─── MATERIAL PROVIDED

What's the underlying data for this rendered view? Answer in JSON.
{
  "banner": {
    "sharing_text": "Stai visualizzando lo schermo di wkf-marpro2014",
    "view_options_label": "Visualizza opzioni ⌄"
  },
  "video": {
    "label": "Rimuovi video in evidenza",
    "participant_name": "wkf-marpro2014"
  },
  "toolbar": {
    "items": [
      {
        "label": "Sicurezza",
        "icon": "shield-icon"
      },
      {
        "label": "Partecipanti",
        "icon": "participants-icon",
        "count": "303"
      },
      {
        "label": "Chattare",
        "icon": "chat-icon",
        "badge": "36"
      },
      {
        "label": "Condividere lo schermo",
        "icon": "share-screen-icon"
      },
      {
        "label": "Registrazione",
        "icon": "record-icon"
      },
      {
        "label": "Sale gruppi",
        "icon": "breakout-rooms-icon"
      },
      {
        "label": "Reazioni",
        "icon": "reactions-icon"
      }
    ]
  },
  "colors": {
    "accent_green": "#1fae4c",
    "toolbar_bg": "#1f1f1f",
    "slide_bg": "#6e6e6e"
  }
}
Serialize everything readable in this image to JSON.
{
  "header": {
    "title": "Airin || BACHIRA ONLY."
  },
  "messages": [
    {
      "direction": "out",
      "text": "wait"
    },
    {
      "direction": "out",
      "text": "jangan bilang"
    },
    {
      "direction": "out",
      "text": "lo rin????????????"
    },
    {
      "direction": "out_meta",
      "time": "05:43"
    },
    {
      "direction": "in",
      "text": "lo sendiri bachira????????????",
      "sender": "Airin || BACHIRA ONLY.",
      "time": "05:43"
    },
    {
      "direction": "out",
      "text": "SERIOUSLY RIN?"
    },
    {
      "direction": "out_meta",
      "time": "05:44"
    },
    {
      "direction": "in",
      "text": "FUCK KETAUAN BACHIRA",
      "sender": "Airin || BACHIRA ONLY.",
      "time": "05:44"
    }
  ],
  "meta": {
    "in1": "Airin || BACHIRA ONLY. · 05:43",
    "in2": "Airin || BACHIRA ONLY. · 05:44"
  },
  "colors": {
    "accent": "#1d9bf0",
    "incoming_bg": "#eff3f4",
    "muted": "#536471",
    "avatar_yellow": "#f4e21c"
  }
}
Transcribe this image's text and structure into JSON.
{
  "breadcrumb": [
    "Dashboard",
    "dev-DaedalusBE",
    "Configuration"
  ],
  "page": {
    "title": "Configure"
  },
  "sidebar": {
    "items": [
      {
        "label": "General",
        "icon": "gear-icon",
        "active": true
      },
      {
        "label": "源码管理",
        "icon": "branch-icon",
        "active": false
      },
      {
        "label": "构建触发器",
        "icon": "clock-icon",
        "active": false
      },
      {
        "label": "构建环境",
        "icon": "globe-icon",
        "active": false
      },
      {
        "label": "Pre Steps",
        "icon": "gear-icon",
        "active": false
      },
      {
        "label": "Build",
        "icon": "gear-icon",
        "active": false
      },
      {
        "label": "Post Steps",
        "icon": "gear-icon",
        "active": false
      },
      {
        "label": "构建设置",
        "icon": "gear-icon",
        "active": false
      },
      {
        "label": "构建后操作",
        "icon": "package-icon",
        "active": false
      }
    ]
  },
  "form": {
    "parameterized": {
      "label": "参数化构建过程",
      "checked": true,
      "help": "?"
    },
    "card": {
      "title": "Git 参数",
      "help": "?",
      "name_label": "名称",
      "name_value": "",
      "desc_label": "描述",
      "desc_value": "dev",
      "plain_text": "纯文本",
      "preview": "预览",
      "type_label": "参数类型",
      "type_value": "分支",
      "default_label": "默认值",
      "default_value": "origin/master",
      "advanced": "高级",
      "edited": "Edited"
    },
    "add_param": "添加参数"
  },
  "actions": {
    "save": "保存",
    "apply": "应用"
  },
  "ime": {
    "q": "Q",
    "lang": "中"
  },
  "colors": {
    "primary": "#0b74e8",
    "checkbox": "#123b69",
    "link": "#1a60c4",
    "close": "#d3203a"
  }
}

──────

▶ PROBLEM TO SOLVE:
Return all of the above records exactly, leaving no line out.

▶ WRITTEN RESPONSE:
What's the underlying data for this rendered view? Answer in JSON.
{
  "banner": {
    "sharing_text": "Stai visualizzando lo schermo di wkf-marpro2014",
    "view_options_label": "Visualizza opzioni ⌄"
  },
  "video": {
    "label": "Rimuovi video in evidenza",
    "participant_name": "wkf-marpro2014"
  },
  "toolbar": {
    "items": [
      {
        "label": "Sicurezza",
        "icon": "shield-icon"
      },
      {
        "label": "Partecipanti",
        "icon": "participants-icon",
        "count": "303"
      },
      {
        "label": "Chattare",
        "icon": "chat-icon",
        "badge": "36"
      },
      {
        "label": "Condividere lo schermo",
        "icon": "share-screen-icon"
      },
      {
        "label": "Registrazione",
        "icon": "record-icon"
      },
      {
        "label": "Sale gruppi",
        "icon": "breakout-rooms-icon"
      },
      {
        "label": "Reazioni",
        "icon": "reactions-icon"
      }
    ]
  },
  "colors": {
    "accent_green": "#1fae4c",
    "toolbar_bg": "#1f1f1f",
    "slide_bg": "#6e6e6e"
  }
}
Serialize everything readable in this image to JSON.
{
  "header": {
    "title": "Airin || BACHIRA ONLY."
  },
  "messages": [
    {
      "direction": "out",
      "text": "wait"
    },
    {
      "direction": "out",
      "text": "jangan bilang"
    },
    {
      "direction": "out",
      "text": "lo rin????????????"
    },
    {
      "direction": "out_meta",
      "time": "05:43"
    },
    {
      "direction": "in",
      "text": "lo sendiri bachira????????????",
      "sender": "Airin || BACHIRA ONLY.",
      "time": "05:43"
    },
    {
      "direction": "out",
      "text": "SERIOUSLY RIN?"
    },
    {
      "direction": "out_meta",
      "time": "05:44"
    },
    {
      "direction": "in",
      "text": "FUCK KETAUAN BACHIRA",
      "sender": "Airin || BACHIRA ONLY.",
      "time": "05:44"
    }
  ],
  "meta": {
    "in1": "Airin || BACHIRA ONLY. · 05:43",
    "in2": "Airin || BACHIRA ONLY. · 05:44"
  },
  "colors": {
    "accent": "#1d9bf0",
    "incoming_bg": "#eff3f4",
    "muted": "#536471",
    "avatar_yellow": "#f4e21c"
  }
}
Transcribe this image's text and structure into JSON.
{
  "breadcrumb": [
    "Dashboard",
    "dev-DaedalusBE",
    "Configuration"
  ],
  "page": {
    "title": "Configure"
  },
  "sidebar": {
    "items": [
      {
        "label": "General",
        "icon": "gear-icon",
        "active": true
      },
      {
        "label": "源码管理",
        "icon": "branch-icon",
        "active": false
      },
      {
        "label": "构建触发器",
        "icon": "clock-icon",
        "active": false
      },
      {
        "label": "构建环境",
        "icon": "globe-icon",
        "active": false
      },
      {
        "label": "Pre Steps",
        "icon": "gear-icon",
        "active": false
      },
      {
        "label": "Build",
        "icon": "gear-icon",
        "active": false
      },
      {
        "label": "Post Steps",
        "icon": "gear-icon",
        "active": false
      },
      {
        "label": "构建设置",
        "icon": "gear-icon",
        "active": false
      },
      {
        "label": "构建后操作",
        "icon": "package-icon",
        "active": false
      }
    ]
  },
  "form": {
    "parameterized": {
      "label": "参数化构建过程",
      "checked": true,
      "help": "?"
    },
    "card": {
      "title": "Git 参数",
      "help": "?",
      "name_label": "名称",
      "name_value": "",
      "desc_label": "描述",
      "desc_value": "dev",
      "plain_text": "纯文本",
      "preview": "预览",
      "type_label": "参数类型",
      "type_value": "分支",
      "default_label": "默认值",
      "default_value": "origin/master",
      "advanced": "高级",
      "edited": "Edited"
    },
    "add_param": "添加参数"
  },
  "actions": {
    "save": "保存",
    "apply": "应用"
  },
  "ime": {
    "q": "Q",
    "lang": "中"
  },
  "colors": {
    "primary": "#0b74e8",
    "checkbox": "#123b69",
    "link": "#1a60c4",
    "close": "#d3203a"
  }
}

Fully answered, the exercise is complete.